▶ [Extracted entries]
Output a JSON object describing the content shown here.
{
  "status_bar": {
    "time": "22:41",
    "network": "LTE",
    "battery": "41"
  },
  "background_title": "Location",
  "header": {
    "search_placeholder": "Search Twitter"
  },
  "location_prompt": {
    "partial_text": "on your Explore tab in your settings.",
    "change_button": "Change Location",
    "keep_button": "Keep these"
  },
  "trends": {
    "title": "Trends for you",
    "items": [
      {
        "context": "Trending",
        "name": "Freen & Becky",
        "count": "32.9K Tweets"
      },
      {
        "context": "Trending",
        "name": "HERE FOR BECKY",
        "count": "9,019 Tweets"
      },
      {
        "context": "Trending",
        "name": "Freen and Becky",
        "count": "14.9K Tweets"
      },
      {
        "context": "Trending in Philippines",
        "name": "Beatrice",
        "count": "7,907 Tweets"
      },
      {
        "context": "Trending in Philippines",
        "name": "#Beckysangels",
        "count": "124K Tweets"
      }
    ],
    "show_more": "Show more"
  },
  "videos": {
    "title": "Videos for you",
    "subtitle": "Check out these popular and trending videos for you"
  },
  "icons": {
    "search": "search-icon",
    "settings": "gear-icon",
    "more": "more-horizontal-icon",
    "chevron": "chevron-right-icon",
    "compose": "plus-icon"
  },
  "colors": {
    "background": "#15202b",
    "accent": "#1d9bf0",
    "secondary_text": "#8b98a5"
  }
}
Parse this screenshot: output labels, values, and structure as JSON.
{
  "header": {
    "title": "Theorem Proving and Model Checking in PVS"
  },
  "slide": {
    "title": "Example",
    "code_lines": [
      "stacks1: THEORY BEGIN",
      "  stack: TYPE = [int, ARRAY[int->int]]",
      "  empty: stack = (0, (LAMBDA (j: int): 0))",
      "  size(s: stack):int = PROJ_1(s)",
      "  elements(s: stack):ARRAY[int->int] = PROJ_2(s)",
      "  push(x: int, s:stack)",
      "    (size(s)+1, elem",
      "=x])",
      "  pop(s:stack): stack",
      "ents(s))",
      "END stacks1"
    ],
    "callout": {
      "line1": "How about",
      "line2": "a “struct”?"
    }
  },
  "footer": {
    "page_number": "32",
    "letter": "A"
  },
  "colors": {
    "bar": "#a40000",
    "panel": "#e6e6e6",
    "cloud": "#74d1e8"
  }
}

▶ [To be done] Find the lines that include the string "these", then copy each of them.

▶ [Response to this exercise]
    "keep_button": "Keep these"
    "subtitle": "Check out these popular and trending videos for you"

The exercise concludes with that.